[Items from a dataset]
-*-*-

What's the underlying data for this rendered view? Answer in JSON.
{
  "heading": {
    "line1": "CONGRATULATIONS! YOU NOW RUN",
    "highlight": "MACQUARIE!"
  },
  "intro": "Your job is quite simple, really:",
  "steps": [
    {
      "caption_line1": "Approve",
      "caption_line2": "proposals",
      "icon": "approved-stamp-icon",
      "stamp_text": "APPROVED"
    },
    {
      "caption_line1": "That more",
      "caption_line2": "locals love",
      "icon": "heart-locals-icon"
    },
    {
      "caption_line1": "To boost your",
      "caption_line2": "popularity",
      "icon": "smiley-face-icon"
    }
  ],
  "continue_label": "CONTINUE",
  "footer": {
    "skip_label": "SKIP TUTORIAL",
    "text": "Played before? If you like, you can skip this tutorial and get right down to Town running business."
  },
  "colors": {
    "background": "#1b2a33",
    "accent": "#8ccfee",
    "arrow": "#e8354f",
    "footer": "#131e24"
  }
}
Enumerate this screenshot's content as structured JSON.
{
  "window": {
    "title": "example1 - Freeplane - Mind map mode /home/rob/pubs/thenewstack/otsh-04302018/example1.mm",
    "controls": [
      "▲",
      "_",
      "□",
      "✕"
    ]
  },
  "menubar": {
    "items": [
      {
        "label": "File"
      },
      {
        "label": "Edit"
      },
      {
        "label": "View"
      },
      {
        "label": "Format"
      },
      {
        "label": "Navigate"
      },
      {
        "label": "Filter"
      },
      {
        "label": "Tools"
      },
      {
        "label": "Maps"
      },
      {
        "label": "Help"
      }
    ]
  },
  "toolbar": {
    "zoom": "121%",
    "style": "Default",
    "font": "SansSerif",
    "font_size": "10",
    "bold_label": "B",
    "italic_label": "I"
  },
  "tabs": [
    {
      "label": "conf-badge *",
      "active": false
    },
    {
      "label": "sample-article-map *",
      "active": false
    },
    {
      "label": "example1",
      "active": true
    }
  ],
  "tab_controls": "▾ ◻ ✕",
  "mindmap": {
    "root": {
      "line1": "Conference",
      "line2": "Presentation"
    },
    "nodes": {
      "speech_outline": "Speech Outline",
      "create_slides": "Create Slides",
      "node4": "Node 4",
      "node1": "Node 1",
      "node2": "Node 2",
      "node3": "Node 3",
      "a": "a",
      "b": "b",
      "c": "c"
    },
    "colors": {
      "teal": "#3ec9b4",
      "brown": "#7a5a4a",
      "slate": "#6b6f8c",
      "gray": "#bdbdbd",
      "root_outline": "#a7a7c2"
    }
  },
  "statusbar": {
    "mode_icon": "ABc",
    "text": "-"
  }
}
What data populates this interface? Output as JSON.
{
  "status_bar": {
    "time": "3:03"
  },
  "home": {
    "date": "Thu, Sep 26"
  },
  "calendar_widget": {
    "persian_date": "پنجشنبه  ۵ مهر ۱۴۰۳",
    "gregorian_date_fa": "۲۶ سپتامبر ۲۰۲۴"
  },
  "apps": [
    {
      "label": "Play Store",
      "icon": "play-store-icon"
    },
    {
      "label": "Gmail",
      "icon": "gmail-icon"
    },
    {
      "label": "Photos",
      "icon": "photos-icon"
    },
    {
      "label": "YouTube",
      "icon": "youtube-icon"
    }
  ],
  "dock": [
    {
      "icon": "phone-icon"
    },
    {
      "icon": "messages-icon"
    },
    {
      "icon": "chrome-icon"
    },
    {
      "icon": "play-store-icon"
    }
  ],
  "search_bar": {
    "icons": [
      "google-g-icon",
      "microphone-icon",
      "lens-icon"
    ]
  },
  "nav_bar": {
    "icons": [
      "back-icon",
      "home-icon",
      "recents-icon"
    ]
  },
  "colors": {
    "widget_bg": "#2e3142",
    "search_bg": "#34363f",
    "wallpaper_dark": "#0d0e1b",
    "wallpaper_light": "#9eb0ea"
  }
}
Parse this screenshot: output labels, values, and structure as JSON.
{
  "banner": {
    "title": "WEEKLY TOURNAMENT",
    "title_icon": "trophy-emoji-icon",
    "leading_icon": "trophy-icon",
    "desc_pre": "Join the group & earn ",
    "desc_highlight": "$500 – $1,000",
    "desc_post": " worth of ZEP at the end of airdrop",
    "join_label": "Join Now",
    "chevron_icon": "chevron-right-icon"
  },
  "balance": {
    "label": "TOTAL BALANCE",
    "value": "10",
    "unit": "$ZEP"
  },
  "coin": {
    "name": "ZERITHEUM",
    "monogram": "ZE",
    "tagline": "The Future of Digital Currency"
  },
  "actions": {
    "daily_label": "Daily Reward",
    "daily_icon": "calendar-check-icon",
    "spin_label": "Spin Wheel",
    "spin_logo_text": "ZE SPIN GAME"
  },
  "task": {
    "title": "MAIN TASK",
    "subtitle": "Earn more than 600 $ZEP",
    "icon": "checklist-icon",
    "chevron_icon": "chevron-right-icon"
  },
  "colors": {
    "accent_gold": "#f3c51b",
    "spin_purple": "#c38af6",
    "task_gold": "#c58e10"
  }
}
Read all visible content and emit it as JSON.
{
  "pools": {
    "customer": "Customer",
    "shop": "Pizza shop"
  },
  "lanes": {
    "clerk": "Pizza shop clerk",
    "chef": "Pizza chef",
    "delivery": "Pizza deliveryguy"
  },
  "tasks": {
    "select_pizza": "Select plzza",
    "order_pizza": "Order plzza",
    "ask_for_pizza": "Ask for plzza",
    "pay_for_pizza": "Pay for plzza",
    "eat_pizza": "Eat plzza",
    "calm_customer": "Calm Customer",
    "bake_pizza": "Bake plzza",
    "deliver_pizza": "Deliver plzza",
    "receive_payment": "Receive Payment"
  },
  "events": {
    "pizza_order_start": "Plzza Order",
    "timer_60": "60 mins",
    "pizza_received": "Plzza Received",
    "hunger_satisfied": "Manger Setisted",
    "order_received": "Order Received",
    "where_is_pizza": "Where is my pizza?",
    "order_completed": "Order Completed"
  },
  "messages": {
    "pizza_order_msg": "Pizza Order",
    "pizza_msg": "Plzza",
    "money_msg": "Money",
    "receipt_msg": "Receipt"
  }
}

-*-*-

> **Aim**
In the listing, find each line with the string "this" and copy it.

> **Reply to the exercise**
What's the underlying data for this rendered view? Answer in JSON.
    "text": "Played before? If you like, you can skip this tutorial and get right down to Town running business."
Enumerate this screenshot's content as structured JSON.
What data populates this interface? Output as JSON.
Parse this screenshot: output labels, values, and structure as JSON.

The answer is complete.